▶ **Task to carry out**:
Would you return the complete listing below word for word?

Dataset entries on figures

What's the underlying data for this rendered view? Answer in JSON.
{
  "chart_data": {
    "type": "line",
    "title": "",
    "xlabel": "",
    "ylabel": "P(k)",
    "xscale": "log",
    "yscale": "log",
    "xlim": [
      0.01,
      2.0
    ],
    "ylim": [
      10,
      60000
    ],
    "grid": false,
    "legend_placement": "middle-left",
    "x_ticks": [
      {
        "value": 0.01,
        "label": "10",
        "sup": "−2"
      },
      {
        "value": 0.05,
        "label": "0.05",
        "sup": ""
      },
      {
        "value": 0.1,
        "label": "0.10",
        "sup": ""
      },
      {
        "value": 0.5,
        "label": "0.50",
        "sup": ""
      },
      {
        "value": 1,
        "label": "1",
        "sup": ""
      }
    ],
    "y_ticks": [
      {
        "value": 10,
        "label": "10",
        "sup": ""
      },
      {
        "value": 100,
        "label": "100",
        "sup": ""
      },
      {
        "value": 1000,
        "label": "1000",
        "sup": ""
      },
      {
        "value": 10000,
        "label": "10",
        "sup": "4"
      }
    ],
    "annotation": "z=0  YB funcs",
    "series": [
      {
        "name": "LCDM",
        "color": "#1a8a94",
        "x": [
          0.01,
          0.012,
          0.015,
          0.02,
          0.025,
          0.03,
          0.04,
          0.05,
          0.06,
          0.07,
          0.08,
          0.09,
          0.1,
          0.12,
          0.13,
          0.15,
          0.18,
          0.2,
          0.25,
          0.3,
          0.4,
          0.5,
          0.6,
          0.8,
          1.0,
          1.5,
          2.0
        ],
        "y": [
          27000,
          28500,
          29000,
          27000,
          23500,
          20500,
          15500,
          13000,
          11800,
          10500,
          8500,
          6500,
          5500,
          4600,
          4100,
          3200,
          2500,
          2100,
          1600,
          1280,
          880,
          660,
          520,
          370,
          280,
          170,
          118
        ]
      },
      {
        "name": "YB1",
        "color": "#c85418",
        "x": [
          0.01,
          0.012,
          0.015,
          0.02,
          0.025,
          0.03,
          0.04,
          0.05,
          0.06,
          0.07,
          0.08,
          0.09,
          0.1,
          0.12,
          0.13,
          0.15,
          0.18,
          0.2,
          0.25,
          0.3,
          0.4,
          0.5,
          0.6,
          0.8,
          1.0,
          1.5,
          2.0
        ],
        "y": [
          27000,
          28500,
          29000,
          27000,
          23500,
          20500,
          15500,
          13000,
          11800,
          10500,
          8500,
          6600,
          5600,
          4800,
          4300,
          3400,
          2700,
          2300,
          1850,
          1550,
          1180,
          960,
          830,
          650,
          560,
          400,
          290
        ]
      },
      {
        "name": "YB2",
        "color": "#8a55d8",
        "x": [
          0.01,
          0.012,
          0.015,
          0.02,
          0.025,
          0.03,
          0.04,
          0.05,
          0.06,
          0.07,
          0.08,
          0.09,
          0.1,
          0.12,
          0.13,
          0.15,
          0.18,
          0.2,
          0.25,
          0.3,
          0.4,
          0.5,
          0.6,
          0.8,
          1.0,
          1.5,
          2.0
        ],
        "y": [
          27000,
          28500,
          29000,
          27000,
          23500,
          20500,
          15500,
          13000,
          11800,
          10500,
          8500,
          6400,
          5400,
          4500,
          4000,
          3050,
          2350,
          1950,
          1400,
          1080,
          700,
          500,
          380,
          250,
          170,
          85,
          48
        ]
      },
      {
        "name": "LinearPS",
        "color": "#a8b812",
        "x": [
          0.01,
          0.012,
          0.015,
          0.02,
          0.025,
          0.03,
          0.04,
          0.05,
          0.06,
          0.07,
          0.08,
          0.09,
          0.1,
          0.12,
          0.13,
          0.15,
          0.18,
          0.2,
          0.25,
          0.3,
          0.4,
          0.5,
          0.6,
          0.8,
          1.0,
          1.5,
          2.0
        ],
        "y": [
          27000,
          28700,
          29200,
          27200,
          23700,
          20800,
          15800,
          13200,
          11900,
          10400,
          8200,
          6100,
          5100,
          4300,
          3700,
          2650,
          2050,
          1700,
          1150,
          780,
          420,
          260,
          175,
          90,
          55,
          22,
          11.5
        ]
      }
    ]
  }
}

▶ **Task result**:
What's the underlying data for this rendered view? Answer in JSON.
{
  "chart_data": {
    "type": "line",
    "title": "",
    "xlabel": "",
    "ylabel": "P(k)",
    "xscale": "log",
    "yscale": "log",
    "xlim": [
      0.01,
      2.0
    ],
    "ylim": [
      10,
      60000
    ],
    "grid": false,
    "legend_placement": "middle-left",
    "x_ticks": [
      {
        "value": 0.01,
        "label": "10",
        "sup": "−2"
      },
      {
        "value": 0.05,
        "label": "0.05",
        "sup": ""
      },
      {
        "value": 0.1,
        "label": "0.10",
        "sup": ""
      },
      {
        "value": 0.5,
        "label": "0.50",
        "sup": ""
      },
      {
        "value": 1,
        "label": "1",
        "sup": ""
      }
    ],
    "y_ticks": [
      {
        "value": 10,
        "label": "10",
        "sup": ""
      },
      {
        "value": 100,
        "label": "100",
        "sup": ""
      },
      {
        "value": 1000,
        "label": "1000",
        "sup": ""
      },
      {
        "value": 10000,
        "label": "10",
        "sup": "4"
      }
    ],
    "annotation": "z=0  YB funcs",
    "series": [
      {
        "name": "LCDM",
        "color": "#1a8a94",
        "x": [
          0.01,
          0.012,
          0.015,
          0.02,
          0.025,
          0.03,
          0.04,
          0.05,
          0.06,
          0.07,
          0.08,
          0.09,
          0.1,
          0.12,
          0.13,
          0.15,
          0.18,
          0.2,
          0.25,
          0.3,
          0.4,
          0.5,
          0.6,
          0.8,
          1.0,
          1.5,
          2.0
        ],
        "y": [
          27000,
          28500,
          29000,
          27000,
          23500,
          20500,
          15500,
          13000,
          11800,
          10500,
          8500,
          6500,
          5500,
          4600,
          4100,
          3200,
          2500,
          2100,
          1600,
          1280,
          880,
          660,
          520,
          370,
          280,
          170,
          118
        ]
      },
      {
        "name": "YB1",
        "color": "#c85418",
        "x": [
          0.01,
          0.012,
          0.015,
          0.02,
          0.025,
          0.03,
          0.04,
          0.05,
          0.06,
          0.07,
          0.08,
          0.09,
          0.1,
          0.12,
          0.13,
          0.15,
          0.18,
          0.2,
          0.25,
          0.3,
          0.4,
          0.5,
          0.6,
          0.8,
          1.0,
          1.5,
          2.0
        ],
        "y": [
          27000,
          28500,
          29000,
          27000,
          23500,
          20500,
          15500,
          13000,
          11800,
          10500,
          8500,
          6600,
          5600,
          4800,
          4300,
          3400,
          2700,
          2300,
          1850,
          1550,
          1180,
          960,
          830,
          650,
          560,
          400,
          290
        ]
      },
      {
        "name": "YB2",
        "color": "#8a55d8",
        "x": [
          0.01,
          0.012,
          0.015,
          0.02,
          0.025,
          0.03,
          0.04,
          0.05,
          0.06,
          0.07,
          0.08,
          0.09,
          0.1,
          0.12,
          0.13,
          0.15,
          0.18,
          0.2,
          0.25,
          0.3,
          0.4,
          0.5,
          0.6,
          0.8,
          1.0,
          1.5,
          2.0
        ],
        "y": [
          27000,
          28500,
          29000,
          27000,
          23500,
          20500,
          15500,
          13000,
          11800,
          10500,
          8500,
          6400,
          5400,
          4500,
          4000,
          3050,
          2350,
          1950,
          1400,
          1080,
          700,
          500,
          380,
          250,
          170,
          85,
          48
        ]
      },
      {
        "name": "LinearPS",
        "color": "#a8b812",
        "x": [
          0.01,
          0.012,
          0.015,
          0.02,
          0.025,
          0.03,
          0.04,
          0.05,
          0.06,
          0.07,
          0.08,
          0.09,
          0.1,
          0.12,
          0.13,
          0.15,
          0.18,
          0.2,
          0.25,
          0.3,
          0.4,
          0.5,
          0.6,
          0.8,
          1.0,
          1.5,
          2.0
        ],
        "y": [
          27000,
          28700,
          29200,
          27200,
          23700,
          20800,
          15800,
          13200,
          11900,
          10400,
          8200,
          6100,
          5100,
          4300,
          3700,
          2650,
          2050,
          1700,
          1150,
          780,
          420,
          260,
          175,
          90,
          55,
          22,
          11.5
        ]
      }
    ]
  }
}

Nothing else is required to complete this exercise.